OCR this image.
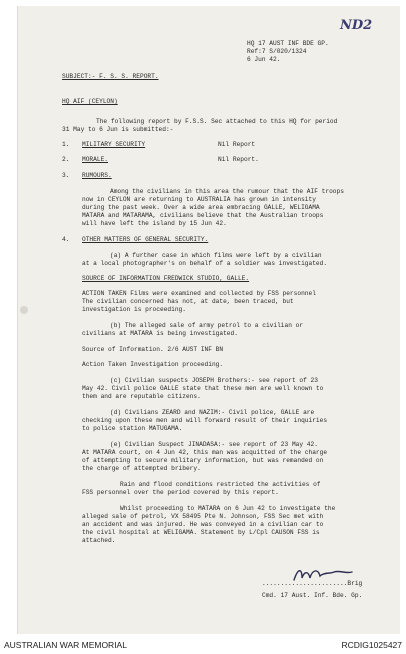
ND2
HQ 17 AUST INF BDE GP.
Ref:7 S/020/1324
6 Jun 42.
SUBJECT:- F. S. S. REPORT.
HQ AIF (CEYLON)
The following report by F.S.S. Sec attached to this HQ for period
31 May to 6 Jun is submitted:-
1. MILITARY SECURITY	Nil Report
2. MORALE.	Nil Report.
3. RUMOURS.
Among the civilians in this area the rumour that the AIF troops
now in CEYLON are returning to AUSTRALIA has grown in intensity
during the past week. Over a wide area embracing GALLE, WELIGAMA
MATARA and MATARAMA, civilians believe that the Australian troops
will have left the island by 15 Jun 42.
4. OTHER MATTERS OF GENERAL SECURITY.
(a) A further case in which films were left by a civilian
at a local photographer's on behalf of a soldier was investigated.
SOURCE OF INFORMATION FREDWICK STUDIO, GALLE.
ACTION TAKEN Films were examined and collected by FSS personnel
The civilian concerned has not, at date, been traced, but
investigation is proceeding.
(b) The alleged sale of army petrol to a civilian or
civilians at MATARA is being investigated.
Source of Information. 2/6 AUST INF BN
Action Taken Investigation proceeding.
(c) Civilian suspects JOSEPH Brothers:- see report of 23
May 42. Civil police GALLE state that these men are well known to
them and are reputable citizens.
(d) Civilians ZEARD and NAZIM:- Civil police, GALLE are
checking upon these men and will forward result of their inquiries
to police station MATUGAMA.
(e) Civilian Suspect JINADASA:- see report of 23 May 42.
At MATARA court, on 4 Jun 42, this man was acquitted of the charge
of attempting to secure military information, but was remanded on
the charge of attempted bribery.
Rain and flood conditions restricted the activities of
FSS personnel over the period covered by this report.
Whilst proceeding to MATARA on 6 Jun 42 to investigate the
alleged sale of petrol, VX 58495 Pte N. Johnson, FSS Sec met with
an accident and was injured. He was conveyed in a civilian car to
the civil hospital at WELIGAMA. Statement by L/Cpl CAUSON FSS is
attached.
.......................Brig
Cmd. 17 Aust. Inf. Bde. Gp.
AUSTRALIAN WAR MEMORIAL	RCDIG1025427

********************

# Job
For the records above, state how many lines include the string "this", giving the number and nothing else.

# Solved exercise
5